* Figure data in JSON:
>>

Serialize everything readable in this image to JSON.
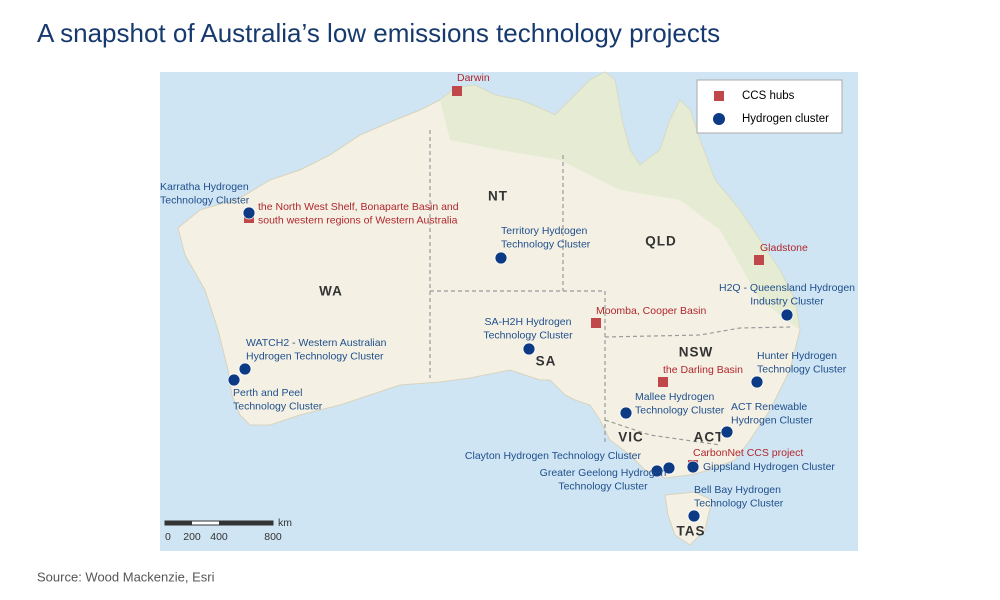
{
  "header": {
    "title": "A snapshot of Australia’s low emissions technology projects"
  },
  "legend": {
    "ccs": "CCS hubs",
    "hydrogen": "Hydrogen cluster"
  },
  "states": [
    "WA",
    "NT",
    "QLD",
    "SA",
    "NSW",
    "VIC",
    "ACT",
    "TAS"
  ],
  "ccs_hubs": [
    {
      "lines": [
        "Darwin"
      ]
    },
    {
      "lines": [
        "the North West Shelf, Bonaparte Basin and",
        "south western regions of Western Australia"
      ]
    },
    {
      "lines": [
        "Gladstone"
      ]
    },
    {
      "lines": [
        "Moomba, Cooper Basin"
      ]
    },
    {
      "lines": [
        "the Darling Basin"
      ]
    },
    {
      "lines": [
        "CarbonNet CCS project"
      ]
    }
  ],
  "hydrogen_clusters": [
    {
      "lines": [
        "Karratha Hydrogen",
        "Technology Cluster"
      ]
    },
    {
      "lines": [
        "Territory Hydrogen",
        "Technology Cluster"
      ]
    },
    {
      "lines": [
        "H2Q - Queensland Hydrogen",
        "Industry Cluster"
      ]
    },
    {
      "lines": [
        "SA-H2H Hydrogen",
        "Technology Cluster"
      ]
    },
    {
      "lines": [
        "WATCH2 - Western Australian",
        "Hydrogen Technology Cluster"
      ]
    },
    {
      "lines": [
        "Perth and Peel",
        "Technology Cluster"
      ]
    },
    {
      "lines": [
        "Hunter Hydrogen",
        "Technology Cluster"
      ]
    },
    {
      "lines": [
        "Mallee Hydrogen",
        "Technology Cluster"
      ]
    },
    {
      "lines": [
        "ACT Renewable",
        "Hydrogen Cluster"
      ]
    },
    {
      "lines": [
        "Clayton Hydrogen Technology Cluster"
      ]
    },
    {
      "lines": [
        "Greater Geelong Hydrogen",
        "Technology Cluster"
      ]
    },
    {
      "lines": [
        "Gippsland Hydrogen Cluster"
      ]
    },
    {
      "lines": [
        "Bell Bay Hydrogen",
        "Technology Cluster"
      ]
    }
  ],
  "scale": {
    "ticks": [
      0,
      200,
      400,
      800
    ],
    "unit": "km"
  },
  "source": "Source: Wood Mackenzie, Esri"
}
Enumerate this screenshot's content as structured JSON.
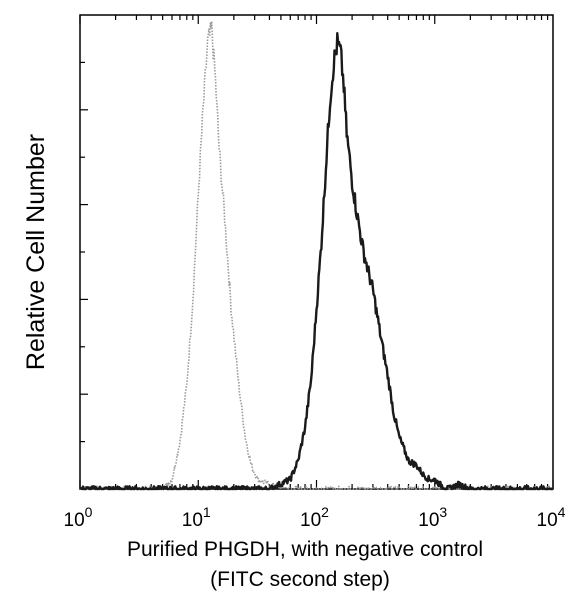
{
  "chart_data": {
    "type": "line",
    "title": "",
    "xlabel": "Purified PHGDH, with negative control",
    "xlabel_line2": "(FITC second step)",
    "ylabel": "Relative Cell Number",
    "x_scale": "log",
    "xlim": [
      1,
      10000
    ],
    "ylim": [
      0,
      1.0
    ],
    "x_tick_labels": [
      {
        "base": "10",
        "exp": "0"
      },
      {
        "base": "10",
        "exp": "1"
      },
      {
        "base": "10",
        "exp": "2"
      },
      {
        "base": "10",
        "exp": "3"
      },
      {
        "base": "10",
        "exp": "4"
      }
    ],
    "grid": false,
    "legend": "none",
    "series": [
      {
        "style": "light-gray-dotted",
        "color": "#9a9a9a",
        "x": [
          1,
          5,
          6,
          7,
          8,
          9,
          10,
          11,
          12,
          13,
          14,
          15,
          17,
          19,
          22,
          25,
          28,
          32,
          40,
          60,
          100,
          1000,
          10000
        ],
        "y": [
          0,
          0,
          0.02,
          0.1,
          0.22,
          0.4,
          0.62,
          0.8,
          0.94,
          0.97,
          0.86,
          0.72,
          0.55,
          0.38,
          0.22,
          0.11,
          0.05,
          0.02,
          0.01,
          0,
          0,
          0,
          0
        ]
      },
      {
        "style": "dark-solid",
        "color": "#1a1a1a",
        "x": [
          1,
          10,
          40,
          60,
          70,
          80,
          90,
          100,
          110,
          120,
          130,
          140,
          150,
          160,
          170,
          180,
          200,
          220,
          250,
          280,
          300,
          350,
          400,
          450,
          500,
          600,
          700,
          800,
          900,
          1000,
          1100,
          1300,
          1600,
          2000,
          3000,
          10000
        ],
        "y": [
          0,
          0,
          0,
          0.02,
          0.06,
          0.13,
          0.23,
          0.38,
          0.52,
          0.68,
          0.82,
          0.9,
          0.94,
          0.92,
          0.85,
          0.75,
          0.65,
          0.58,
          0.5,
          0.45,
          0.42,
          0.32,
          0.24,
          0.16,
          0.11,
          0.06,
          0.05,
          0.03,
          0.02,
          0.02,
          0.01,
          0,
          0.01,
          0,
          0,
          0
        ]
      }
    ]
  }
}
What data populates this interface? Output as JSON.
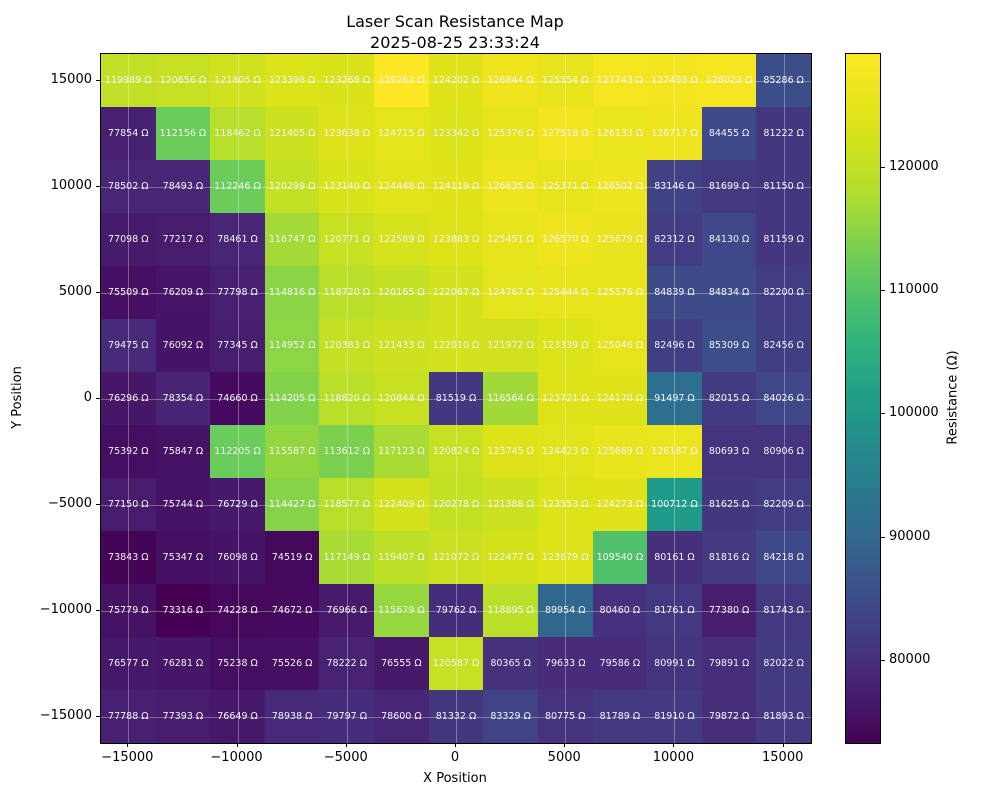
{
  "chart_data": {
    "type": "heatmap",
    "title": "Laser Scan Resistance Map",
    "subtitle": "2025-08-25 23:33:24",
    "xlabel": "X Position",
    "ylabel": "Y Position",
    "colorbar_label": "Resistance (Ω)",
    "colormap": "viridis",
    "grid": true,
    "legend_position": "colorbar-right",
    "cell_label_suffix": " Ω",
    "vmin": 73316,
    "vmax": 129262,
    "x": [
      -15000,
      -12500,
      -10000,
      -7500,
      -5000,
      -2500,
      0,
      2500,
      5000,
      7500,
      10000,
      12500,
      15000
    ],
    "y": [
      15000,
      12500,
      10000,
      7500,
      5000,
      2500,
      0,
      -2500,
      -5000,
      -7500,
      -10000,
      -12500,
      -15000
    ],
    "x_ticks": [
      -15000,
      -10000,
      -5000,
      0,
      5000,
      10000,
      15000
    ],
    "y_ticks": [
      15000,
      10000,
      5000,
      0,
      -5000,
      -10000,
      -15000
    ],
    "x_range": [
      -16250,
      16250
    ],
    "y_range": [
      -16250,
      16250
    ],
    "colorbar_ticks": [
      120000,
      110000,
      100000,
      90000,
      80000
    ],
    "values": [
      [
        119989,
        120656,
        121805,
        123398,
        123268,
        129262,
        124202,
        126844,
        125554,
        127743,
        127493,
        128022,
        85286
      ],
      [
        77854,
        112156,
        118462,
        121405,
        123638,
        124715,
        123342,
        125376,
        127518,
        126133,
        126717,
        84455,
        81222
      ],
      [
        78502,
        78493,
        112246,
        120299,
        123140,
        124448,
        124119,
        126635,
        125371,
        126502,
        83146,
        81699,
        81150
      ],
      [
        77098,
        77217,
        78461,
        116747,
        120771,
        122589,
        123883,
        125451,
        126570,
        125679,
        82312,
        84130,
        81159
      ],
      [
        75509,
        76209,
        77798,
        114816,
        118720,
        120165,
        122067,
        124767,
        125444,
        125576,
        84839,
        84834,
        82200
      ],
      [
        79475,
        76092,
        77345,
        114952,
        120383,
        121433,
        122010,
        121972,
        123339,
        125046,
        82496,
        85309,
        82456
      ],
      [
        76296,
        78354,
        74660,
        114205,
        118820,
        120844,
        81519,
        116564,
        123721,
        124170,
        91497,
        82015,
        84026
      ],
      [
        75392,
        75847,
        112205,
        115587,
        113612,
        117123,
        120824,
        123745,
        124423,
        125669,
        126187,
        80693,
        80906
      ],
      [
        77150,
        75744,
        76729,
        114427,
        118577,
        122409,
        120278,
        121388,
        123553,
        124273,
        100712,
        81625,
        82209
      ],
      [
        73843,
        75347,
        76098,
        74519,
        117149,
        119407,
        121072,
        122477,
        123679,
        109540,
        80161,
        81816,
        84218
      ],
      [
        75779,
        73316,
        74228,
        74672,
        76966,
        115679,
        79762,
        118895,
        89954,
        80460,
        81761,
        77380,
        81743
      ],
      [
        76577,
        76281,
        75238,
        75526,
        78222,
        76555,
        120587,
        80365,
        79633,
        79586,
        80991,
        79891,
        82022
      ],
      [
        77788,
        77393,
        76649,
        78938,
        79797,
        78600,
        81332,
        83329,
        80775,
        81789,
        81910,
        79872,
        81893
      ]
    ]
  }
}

<<

* The exercise: Retype every entry verbatim and exclude the pictures from the copy.

* Completed exercise:
Serialize everything readable in this image to JSON.
{
  "header": {
    "title": "A snapshot of Australia’s low emissions technology projects"
  },
  "legend": {
    "ccs": "CCS hubs",
    "hydrogen": "Hydrogen cluster"
  },
  "states": [
    "WA",
    "NT",
    "QLD",
    "SA",
    "NSW",
    "VIC",
    "ACT",
    "TAS"
  ],
  "ccs_hubs": [
    {
      "lines": [
        "Darwin"
      ]
    },
    {
      "lines": [
        "the North West Shelf, Bonaparte Basin and",
        "south western regions of Western Australia"
      ]
    },
    {
      "lines": [
        "Gladstone"
      ]
    },
    {
      "lines": [
        "Moomba, Cooper Basin"
      ]
    },
    {
      "lines": [
        "the Darling Basin"
      ]
    },
    {
      "lines": [
        "CarbonNet CCS project"
      ]
    }
  ],
  "hydrogen_clusters": [
    {
      "lines": [
        "Karratha Hydrogen",
        "Technology Cluster"
      ]
    },
    {
      "lines": [
        "Territory Hydrogen",
        "Technology Cluster"
      ]
    },
    {
      "lines": [
        "H2Q - Queensland Hydrogen",
        "Industry Cluster"
      ]
    },
    {
      "lines": [
        "SA-H2H Hydrogen",
        "Technology Cluster"
      ]
    },
    {
      "lines": [
        "WATCH2 - Western Australian",
        "Hydrogen Technology Cluster"
      ]
    },
    {
      "lines": [
        "Perth and Peel",
        "Technology Cluster"
      ]
    },
    {
      "lines": [
        "Hunter Hydrogen",
        "Technology Cluster"
      ]
    },
    {
      "lines": [
        "Mallee Hydrogen",
        "Technology Cluster"
      ]
    },
    {
      "lines": [
        "ACT Renewable",
        "Hydrogen Cluster"
      ]
    },
    {
      "lines": [
        "Clayton Hydrogen Technology Cluster"
      ]
    },
    {
      "lines": [
        "Greater Geelong Hydrogen",
        "Technology Cluster"
      ]
    },
    {
      "lines": [
        "Gippsland Hydrogen Cluster"
      ]
    },
    {
      "lines": [
        "Bell Bay Hydrogen",
        "Technology Cluster"
      ]
    }
  ],
  "scale": {
    "ticks": [
      0,
      200,
      400,
      800
    ],
    "unit": "km"
  },
  "source": "Source: Wood Mackenzie, Esri"
}
Enumerate this screenshot's content as structured JSON.
{
  "chart_data": {
    "type": "line",
    "title": "",
    "xlabel": "Purified PHGDH, with negative control",
    "xlabel_line2": "(FITC second step)",
    "ylabel": "Relative Cell Number",
    "x_scale": "log",
    "xlim": [
      1,
      10000
    ],
    "ylim": [
      0,
      1.0
    ],
    "x_tick_labels": [
      {
        "base": "10",
        "exp": "0"
      },
      {
        "base": "10",
        "exp": "1"
      },
      {
        "base": "10",
        "exp": "2"
      },
      {
        "base": "10",
        "exp": "3"
      },
      {
        "base": "10",
        "exp": "4"
      }
    ],
    "grid": false,
    "legend": "none",
    "series": [
      {
        "style": "light-gray-dotted",
        "color": "#9a9a9a",
        "x": [
          1,
          5,
          6,
          7,
          8,
          9,
          10,
          11,
          12,
          13,
          14,
          15,
          17,
          19,
          22,
          25,
          28,
          32,
          40,
          60,
          100,
          1000,
          10000
        ],
        "y": [
          0,
          0,
          0.02,
          0.1,
          0.22,
          0.4,
          0.62,
          0.8,
          0.94,
          0.97,
          0.86,
          0.72,
          0.55,
          0.38,
          0.22,
          0.11,
          0.05,
          0.02,
          0.01,
          0,
          0,
          0,
          0
        ]
      },
      {
        "style": "dark-solid",
        "color": "#1a1a1a",
        "x": [
          1,
          10,
          40,
          60,
          70,
          80,
          90,
          100,
          110,
          120,
          130,
          140,
          150,
          160,
          170,
          180,
          200,
          220,
          250,
          280,
          300,
          350,
          400,
          450,
          500,
          600,
          700,
          800,
          900,
          1000,
          1100,
          1300,
          1600,
          2000,
          3000,
          10000
        ],
        "y": [
          0,
          0,
          0,
          0.02,
          0.06,
          0.13,
          0.23,
          0.38,
          0.52,
          0.68,
          0.82,
          0.9,
          0.94,
          0.92,
          0.85,
          0.75,
          0.65,
          0.58,
          0.5,
          0.45,
          0.42,
          0.32,
          0.24,
          0.16,
          0.11,
          0.06,
          0.05,
          0.03,
          0.02,
          0.02,
          0.01,
          0,
          0.01,
          0,
          0,
          0
        ]
      }
    ]
  }
}
What data populates this interface? Output as JSON.
{
  "chart_data": {
    "type": "heatmap",
    "title": "Laser Scan Resistance Map",
    "subtitle": "2025-08-25 23:33:24",
    "xlabel": "X Position",
    "ylabel": "Y Position",
    "colorbar_label": "Resistance (Ω)",
    "colormap": "viridis",
    "grid": true,
    "legend_position": "colorbar-right",
    "cell_label_suffix": " Ω",
    "vmin": 73316,
    "vmax": 129262,
    "x": [
      -15000,
      -12500,
      -10000,
      -7500,
      -5000,
      -2500,
      0,
      2500,
      5000,
      7500,
      10000,
      12500,
      15000
    ],
    "y": [
      15000,
      12500,
      10000,
      7500,
      5000,
      2500,
      0,
      -2500,
      -5000,
      -7500,
      -10000,
      -12500,
      -15000
    ],
    "x_ticks": [
      -15000,
      -10000,
      -5000,
      0,
      5000,
      10000,
      15000
    ],
    "y_ticks": [
      15000,
      10000,
      5000,
      0,
      -5000,
      -10000,
      -15000
    ],
    "x_range": [
      -16250,
      16250
    ],
    "y_range": [
      -16250,
      16250
    ],
    "colorbar_ticks": [
      120000,
      110000,
      100000,
      90000,
      80000
    ],
    "values": [
      [
        119989,
        120656,
        121805,
        123398,
        123268,
        129262,
        124202,
        126844,
        125554,
        127743,
        127493,
        128022,
        85286
      ],
      [
        77854,
        112156,
        118462,
        121405,
        123638,
        124715,
        123342,
        125376,
        127518,
        126133,
        126717,
        84455,
        81222
      ],
      [
        78502,
        78493,
        112246,
        120299,
        123140,
        124448,
        124119,
        126635,
        125371,
        126502,
        83146,
        81699,
        81150
      ],
      [
        77098,
        77217,
        78461,
        116747,
        120771,
        122589,
        123883,
        125451,
        126570,
        125679,
        82312,
        84130,
        81159
      ],
      [
        75509,
        76209,
        77798,
        114816,
        118720,
        120165,
        122067,
        124767,
        125444,
        125576,
        84839,
        84834,
        82200
      ],
      [
        79475,
        76092,
        77345,
        114952,
        120383,
        121433,
        122010,
        121972,
        123339,
        125046,
        82496,
        85309,
        82456
      ],
      [
        76296,
        78354,
        74660,
        114205,
        118820,
        120844,
        81519,
        116564,
        123721,
        124170,
        91497,
        82015,
        84026
      ],
      [
        75392,
        75847,
        112205,
        115587,
        113612,
        117123,
        120824,
        123745,
        124423,
        125669,
        126187,
        80693,
        80906
      ],
      [
        77150,
        75744,
        76729,
        114427,
        118577,
        122409,
        120278,
        121388,
        123553,
        124273,
        100712,
        81625,
        82209
      ],
      [
        73843,
        75347,
        76098,
        74519,
        117149,
        119407,
        121072,
        122477,
        123679,
        109540,
        80161,
        81816,
        84218
      ],
      [
        75779,
        73316,
        74228,
        74672,
        76966,
        115679,
        79762,
        118895,
        89954,
        80460,
        81761,
        77380,
        81743
      ],
      [
        76577,
        76281,
        75238,
        75526,
        78222,
        76555,
        120587,
        80365,
        79633,
        79586,
        80991,
        79891,
        82022
      ],
      [
        77788,
        77393,
        76649,
        78938,
        79797,
        78600,
        81332,
        83329,
        80775,
        81789,
        81910,
        79872,
        81893
      ]
    ]
  }
}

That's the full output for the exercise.